SHORT PROBLEM:
Search the listing below for the word "color" and copy each line that holds it.

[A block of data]
* * * *

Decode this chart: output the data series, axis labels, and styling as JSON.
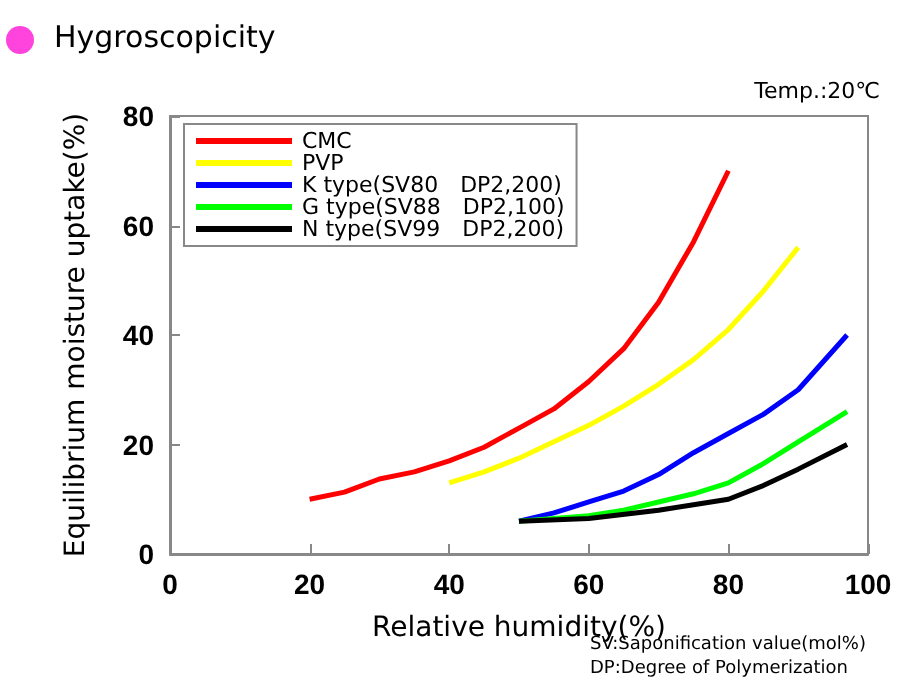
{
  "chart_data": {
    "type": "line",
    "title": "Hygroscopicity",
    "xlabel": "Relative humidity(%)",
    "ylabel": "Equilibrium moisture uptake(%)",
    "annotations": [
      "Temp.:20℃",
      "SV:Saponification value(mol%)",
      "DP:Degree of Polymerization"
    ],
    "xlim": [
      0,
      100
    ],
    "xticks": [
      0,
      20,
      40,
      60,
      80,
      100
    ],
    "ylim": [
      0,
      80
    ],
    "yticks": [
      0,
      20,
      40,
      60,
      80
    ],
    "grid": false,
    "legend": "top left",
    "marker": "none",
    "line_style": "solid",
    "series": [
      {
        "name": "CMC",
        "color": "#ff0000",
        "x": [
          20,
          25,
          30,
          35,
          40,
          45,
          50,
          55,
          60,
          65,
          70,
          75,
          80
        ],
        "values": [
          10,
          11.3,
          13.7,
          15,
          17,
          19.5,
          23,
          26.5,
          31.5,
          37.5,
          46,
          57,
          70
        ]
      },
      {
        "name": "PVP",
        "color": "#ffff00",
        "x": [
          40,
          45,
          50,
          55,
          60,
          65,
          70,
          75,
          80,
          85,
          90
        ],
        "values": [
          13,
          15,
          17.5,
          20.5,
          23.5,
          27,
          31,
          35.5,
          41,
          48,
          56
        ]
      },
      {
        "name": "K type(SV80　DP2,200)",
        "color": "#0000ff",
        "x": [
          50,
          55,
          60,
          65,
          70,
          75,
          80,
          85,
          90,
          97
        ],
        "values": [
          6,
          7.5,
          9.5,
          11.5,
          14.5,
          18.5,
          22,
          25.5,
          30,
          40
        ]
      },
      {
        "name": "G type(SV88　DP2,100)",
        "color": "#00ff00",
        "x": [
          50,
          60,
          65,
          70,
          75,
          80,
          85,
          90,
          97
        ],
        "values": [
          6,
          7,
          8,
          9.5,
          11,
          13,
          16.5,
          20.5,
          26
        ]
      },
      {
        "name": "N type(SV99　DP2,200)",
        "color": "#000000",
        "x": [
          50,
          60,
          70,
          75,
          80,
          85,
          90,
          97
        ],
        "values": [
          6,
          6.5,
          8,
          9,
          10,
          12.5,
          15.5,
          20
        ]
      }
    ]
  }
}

* * * *

WRITTEN RESPONSE:
        "color": "#ff0000",
        "color": "#ffff00",
        "color": "#0000ff",
        "color": "#00ff00",
        "color": "#000000",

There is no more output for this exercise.